(Extracted records)
- - - - - - -

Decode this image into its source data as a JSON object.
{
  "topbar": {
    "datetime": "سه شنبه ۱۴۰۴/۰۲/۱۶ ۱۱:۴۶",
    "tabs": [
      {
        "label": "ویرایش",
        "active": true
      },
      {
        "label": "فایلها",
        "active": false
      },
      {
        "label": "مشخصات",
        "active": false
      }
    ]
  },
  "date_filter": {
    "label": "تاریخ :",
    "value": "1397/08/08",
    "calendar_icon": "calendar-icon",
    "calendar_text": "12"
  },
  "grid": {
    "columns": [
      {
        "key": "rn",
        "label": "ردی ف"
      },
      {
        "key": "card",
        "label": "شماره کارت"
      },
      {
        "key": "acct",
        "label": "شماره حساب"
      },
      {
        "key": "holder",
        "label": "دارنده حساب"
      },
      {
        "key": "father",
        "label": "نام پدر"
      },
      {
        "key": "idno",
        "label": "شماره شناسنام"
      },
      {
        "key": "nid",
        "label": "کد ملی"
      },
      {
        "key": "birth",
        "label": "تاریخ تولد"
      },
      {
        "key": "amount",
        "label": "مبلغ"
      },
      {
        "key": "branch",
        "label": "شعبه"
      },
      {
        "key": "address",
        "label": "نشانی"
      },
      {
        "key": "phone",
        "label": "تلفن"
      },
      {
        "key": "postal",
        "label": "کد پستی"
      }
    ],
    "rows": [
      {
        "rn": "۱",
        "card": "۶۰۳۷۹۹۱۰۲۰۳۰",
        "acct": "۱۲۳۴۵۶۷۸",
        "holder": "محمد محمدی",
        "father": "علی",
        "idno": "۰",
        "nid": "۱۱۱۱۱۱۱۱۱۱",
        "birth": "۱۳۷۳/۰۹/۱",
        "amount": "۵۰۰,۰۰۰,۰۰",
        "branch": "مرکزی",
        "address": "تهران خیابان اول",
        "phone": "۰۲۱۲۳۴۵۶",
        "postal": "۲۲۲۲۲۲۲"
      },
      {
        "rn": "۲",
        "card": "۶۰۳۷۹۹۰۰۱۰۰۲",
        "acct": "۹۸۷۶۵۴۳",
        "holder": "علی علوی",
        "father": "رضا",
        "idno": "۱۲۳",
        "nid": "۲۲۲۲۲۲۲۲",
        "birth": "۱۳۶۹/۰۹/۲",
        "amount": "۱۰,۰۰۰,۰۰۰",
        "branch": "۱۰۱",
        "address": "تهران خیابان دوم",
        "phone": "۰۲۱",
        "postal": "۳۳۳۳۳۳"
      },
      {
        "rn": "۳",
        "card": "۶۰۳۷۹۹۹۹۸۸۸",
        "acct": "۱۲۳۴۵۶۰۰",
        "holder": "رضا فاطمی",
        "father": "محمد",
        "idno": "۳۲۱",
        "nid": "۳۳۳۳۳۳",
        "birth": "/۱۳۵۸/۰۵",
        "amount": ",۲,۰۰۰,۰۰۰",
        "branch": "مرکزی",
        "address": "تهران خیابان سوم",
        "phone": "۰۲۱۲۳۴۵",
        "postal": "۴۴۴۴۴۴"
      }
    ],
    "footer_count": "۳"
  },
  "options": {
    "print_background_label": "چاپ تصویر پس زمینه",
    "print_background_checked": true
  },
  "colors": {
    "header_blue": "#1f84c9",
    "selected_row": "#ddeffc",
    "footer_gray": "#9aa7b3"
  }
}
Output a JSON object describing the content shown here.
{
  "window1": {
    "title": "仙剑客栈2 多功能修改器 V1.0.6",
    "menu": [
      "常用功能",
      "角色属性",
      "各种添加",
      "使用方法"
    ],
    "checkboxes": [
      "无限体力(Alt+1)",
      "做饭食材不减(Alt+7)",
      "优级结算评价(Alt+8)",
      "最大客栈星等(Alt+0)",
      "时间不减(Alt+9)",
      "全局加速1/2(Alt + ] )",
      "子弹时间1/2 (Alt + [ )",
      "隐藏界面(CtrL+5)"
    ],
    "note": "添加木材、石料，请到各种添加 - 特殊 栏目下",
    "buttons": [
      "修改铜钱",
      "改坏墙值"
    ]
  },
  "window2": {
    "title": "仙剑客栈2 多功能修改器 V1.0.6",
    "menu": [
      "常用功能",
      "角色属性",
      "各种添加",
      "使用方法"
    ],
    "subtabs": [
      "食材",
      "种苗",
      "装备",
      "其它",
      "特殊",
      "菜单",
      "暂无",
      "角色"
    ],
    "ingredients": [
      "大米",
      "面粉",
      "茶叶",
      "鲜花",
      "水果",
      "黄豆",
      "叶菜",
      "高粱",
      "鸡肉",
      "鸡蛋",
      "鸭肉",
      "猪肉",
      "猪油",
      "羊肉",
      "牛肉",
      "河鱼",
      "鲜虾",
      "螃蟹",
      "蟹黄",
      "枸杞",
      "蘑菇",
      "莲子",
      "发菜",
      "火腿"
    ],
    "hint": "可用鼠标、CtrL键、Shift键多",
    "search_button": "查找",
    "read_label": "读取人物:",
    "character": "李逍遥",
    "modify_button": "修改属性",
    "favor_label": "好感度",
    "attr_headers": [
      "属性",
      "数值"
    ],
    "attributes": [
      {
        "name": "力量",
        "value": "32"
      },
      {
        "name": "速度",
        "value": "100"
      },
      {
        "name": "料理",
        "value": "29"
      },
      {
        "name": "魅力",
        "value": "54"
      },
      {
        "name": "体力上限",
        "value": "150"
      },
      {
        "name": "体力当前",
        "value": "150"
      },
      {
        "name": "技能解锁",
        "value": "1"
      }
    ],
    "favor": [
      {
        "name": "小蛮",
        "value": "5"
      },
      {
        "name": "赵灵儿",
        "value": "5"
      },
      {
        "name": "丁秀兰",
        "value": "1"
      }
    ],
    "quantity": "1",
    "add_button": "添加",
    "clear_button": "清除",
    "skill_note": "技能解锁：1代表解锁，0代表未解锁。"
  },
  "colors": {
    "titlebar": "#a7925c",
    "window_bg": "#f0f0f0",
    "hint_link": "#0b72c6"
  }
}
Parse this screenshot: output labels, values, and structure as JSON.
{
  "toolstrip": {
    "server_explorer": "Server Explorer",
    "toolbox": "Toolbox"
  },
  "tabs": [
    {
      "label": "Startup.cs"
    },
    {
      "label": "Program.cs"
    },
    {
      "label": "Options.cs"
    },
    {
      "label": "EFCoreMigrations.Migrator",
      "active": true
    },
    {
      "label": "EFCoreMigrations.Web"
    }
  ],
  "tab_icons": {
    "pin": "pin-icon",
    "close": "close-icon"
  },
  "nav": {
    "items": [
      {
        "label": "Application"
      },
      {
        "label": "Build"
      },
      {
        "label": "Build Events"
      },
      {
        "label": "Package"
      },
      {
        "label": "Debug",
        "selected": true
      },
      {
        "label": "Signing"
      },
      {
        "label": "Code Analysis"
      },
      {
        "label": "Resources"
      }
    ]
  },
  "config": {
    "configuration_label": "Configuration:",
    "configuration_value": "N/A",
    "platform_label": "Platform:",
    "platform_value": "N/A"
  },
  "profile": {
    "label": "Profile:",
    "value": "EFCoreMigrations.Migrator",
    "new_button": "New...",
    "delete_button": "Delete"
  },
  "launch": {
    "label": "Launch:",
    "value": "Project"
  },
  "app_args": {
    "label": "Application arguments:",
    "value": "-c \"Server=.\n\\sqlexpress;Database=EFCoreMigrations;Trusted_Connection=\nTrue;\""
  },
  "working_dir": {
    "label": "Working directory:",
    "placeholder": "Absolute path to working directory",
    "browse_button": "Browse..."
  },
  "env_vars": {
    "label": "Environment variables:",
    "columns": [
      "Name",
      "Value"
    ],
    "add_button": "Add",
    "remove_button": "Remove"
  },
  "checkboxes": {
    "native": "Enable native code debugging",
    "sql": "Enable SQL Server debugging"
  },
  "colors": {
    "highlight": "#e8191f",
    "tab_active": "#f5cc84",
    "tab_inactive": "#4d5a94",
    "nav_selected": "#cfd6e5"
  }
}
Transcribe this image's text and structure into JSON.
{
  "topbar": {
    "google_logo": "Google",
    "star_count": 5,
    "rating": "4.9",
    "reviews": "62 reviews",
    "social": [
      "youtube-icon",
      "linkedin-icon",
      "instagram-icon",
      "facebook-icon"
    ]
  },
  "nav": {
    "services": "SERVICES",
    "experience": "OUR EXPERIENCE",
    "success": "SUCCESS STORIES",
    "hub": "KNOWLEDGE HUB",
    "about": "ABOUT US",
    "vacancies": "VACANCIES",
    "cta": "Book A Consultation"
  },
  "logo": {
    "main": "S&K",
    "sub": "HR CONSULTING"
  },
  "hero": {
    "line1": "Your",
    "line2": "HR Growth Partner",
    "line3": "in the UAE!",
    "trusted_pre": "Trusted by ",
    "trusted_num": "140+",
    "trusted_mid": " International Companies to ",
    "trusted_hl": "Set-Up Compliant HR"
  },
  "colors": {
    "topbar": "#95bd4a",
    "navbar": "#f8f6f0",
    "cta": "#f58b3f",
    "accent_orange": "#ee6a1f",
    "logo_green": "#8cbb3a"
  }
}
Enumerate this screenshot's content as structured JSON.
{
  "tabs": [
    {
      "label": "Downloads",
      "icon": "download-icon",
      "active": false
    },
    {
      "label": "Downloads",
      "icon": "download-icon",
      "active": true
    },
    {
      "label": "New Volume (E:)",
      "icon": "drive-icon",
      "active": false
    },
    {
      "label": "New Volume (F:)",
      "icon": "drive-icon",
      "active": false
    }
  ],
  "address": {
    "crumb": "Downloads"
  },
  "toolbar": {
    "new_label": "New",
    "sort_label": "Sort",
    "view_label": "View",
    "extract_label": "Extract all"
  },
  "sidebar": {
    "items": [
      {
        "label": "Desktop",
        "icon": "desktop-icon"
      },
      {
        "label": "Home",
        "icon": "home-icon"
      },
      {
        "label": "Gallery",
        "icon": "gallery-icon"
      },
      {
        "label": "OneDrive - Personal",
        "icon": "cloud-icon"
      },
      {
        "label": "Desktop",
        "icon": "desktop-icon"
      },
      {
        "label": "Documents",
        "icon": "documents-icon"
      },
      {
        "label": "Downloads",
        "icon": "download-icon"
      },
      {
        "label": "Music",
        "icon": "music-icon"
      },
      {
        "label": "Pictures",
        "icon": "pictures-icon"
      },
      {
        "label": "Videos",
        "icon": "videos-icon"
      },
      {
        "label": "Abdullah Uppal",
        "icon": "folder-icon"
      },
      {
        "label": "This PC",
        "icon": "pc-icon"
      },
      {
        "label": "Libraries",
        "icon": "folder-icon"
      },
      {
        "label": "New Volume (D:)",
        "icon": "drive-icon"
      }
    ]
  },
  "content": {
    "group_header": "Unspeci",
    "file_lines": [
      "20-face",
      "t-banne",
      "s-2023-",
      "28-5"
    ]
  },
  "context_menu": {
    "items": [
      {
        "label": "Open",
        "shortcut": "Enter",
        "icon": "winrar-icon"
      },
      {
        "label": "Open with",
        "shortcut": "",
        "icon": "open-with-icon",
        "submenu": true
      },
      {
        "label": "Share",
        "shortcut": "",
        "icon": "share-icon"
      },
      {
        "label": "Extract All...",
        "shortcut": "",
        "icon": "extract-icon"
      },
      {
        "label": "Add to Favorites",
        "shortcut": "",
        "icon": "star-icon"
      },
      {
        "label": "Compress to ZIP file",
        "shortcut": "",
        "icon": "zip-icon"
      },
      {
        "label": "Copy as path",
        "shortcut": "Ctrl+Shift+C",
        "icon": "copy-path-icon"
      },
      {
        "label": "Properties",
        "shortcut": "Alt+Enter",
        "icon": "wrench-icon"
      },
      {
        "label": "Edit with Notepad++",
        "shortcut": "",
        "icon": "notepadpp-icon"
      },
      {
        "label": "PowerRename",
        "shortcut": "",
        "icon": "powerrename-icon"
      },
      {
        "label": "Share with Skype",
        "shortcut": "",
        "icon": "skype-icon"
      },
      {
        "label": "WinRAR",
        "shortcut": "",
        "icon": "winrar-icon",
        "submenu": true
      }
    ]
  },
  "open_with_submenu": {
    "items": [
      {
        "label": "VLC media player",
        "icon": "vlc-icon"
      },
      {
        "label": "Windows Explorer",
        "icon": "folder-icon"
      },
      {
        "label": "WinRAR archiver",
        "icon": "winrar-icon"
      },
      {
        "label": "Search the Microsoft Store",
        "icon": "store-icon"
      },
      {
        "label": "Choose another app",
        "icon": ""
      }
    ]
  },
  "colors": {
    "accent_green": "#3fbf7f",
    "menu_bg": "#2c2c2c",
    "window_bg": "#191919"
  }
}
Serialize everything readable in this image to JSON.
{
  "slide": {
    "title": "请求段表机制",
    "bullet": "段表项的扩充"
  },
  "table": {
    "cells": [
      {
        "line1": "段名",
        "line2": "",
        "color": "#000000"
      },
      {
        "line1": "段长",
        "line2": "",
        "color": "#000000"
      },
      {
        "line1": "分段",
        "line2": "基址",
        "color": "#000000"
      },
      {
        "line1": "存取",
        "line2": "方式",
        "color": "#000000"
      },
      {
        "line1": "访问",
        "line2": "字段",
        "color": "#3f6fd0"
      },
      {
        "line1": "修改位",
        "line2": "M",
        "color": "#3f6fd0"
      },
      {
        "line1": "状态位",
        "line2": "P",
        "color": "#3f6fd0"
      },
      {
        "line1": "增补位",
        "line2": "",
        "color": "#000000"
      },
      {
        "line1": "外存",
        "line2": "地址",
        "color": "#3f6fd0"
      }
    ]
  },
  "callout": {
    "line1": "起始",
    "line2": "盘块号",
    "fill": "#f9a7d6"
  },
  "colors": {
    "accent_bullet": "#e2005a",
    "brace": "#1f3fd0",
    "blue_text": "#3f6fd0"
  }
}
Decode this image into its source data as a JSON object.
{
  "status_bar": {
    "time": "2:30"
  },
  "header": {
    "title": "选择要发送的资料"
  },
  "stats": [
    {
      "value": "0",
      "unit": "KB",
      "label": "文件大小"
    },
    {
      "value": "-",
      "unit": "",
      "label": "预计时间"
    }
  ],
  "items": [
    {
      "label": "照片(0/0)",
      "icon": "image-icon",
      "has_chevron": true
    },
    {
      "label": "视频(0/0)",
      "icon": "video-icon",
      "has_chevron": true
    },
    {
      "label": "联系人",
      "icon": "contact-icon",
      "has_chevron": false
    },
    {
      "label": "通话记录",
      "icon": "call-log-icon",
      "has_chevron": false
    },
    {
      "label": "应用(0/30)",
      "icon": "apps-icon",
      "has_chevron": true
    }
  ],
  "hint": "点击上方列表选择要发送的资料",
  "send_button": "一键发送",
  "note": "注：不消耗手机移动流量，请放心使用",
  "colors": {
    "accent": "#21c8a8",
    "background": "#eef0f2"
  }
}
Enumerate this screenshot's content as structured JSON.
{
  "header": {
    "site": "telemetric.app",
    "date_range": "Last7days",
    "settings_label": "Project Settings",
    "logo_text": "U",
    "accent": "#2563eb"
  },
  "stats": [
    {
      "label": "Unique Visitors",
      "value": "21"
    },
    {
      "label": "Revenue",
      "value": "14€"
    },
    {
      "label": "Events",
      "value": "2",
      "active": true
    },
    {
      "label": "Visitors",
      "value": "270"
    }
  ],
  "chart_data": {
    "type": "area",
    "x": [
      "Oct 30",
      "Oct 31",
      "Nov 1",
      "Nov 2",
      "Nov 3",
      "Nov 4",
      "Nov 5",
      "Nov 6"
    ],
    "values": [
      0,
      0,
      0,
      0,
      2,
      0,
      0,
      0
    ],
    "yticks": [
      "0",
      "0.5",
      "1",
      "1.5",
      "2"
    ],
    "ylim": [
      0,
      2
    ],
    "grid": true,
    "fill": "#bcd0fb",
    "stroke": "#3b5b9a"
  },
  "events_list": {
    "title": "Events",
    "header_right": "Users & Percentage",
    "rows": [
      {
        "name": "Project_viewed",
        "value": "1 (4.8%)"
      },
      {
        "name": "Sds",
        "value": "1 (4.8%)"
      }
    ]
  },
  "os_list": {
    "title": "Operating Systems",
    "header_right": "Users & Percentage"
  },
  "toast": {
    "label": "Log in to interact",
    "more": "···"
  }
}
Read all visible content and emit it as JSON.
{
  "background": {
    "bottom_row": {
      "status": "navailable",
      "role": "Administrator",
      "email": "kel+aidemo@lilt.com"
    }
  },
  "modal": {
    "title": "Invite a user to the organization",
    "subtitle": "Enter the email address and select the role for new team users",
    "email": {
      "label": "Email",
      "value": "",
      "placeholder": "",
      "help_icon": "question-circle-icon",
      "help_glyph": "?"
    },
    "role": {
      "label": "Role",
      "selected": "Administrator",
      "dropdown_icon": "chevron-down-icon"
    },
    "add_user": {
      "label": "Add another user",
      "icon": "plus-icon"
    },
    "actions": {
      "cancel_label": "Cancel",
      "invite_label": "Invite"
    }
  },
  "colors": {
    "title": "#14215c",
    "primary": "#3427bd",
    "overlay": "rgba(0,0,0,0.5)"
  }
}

- - - - - - -

*Required work*.
Count every line above that holds the string "placeholder" and give the total, nothing more.

*Answer to this problem*.
2